Source records:

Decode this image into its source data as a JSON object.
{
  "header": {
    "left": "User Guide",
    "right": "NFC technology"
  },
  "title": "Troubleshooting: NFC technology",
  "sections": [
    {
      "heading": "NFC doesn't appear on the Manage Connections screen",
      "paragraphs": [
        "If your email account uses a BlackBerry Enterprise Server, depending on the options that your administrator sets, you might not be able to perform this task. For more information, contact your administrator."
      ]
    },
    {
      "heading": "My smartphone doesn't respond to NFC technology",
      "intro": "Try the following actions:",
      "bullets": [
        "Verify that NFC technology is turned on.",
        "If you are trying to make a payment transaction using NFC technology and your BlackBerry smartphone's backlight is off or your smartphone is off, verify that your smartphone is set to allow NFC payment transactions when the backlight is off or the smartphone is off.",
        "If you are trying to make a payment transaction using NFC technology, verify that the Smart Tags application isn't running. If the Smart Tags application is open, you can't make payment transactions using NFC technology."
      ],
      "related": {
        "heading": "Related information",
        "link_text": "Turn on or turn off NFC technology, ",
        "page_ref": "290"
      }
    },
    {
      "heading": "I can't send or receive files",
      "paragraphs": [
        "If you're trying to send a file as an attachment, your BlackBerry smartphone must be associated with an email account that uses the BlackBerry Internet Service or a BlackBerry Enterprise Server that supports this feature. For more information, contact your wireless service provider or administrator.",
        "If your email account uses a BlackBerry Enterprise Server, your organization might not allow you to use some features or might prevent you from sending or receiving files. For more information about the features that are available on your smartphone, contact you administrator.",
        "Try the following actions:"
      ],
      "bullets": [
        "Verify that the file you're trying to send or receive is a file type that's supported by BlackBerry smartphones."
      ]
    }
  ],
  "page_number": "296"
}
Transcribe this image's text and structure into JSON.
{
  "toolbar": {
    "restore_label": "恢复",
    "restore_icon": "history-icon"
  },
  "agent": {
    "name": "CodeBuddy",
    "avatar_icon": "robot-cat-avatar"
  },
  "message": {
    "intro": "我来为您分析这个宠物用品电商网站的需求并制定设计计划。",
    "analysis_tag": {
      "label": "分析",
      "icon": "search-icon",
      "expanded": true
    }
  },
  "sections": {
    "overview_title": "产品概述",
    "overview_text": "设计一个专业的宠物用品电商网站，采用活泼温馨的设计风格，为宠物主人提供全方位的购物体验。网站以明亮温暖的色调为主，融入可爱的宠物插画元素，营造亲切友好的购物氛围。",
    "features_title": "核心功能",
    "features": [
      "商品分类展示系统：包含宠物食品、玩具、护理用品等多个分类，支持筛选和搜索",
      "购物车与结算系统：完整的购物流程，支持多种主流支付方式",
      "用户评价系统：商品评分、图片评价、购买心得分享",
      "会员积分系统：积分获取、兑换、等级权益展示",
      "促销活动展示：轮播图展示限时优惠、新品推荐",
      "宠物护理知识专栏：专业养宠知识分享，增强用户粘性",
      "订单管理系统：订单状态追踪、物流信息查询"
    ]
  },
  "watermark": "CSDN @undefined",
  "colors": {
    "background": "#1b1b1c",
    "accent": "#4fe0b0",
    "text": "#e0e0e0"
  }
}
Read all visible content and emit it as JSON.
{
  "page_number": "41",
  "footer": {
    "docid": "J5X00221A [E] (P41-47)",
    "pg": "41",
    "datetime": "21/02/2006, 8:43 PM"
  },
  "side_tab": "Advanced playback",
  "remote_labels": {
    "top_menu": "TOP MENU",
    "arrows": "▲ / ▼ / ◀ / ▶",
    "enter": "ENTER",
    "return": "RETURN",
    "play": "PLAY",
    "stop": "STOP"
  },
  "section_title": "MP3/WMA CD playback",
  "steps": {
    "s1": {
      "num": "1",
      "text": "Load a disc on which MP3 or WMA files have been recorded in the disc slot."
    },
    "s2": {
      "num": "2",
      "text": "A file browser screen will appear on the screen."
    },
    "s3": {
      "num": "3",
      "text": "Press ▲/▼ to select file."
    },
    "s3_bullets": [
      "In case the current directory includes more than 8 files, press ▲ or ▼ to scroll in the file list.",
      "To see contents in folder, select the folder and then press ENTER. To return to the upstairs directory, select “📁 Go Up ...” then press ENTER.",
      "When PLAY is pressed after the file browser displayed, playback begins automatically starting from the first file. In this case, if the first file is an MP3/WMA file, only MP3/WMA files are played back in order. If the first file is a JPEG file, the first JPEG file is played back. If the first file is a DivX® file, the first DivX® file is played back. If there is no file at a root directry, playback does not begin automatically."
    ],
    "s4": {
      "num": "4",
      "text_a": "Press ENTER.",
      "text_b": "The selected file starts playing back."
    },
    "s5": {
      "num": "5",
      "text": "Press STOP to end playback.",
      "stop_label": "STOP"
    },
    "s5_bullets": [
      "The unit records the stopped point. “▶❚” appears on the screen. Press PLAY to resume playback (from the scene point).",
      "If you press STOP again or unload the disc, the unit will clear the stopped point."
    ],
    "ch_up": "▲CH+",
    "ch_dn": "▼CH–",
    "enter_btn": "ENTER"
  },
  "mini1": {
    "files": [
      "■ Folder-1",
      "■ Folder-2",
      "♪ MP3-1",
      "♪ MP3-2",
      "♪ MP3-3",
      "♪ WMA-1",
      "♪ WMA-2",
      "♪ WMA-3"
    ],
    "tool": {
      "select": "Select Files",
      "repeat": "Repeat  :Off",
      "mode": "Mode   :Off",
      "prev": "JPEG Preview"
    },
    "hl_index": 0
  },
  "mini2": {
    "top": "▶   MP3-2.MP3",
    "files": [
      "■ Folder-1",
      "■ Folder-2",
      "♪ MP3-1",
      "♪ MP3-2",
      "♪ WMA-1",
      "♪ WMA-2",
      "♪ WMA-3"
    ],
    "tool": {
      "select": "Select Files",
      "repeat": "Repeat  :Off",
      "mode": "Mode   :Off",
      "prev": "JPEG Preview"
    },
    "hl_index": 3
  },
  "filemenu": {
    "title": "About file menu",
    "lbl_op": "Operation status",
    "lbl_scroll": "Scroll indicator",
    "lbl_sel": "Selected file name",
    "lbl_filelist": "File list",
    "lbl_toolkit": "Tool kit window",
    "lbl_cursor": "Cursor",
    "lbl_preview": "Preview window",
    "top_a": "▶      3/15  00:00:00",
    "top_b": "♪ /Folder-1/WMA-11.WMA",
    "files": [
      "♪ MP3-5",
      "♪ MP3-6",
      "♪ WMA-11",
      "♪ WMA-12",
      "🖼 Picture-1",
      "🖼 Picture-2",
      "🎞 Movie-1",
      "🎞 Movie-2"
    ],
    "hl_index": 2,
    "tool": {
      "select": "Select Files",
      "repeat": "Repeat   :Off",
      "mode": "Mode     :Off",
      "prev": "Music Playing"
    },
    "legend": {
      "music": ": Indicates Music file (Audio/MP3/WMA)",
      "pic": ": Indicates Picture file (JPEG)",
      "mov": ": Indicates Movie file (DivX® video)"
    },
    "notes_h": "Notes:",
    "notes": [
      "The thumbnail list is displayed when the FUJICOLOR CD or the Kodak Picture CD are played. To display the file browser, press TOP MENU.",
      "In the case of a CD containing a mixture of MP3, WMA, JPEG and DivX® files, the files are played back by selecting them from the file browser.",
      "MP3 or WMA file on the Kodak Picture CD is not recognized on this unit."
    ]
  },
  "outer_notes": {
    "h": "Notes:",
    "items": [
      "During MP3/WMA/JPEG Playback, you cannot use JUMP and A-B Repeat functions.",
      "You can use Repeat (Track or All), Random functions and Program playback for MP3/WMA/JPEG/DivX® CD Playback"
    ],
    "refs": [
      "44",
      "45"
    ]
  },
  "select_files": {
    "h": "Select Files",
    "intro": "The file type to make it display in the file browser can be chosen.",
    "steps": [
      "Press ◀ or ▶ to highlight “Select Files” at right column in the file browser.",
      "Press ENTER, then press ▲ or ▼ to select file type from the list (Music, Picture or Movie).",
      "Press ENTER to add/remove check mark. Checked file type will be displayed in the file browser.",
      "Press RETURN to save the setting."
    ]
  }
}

■ EXERCISE
Say how many lines above hold the word "will", giving only the count.

■ RESULT OF THIS EXERCISE
3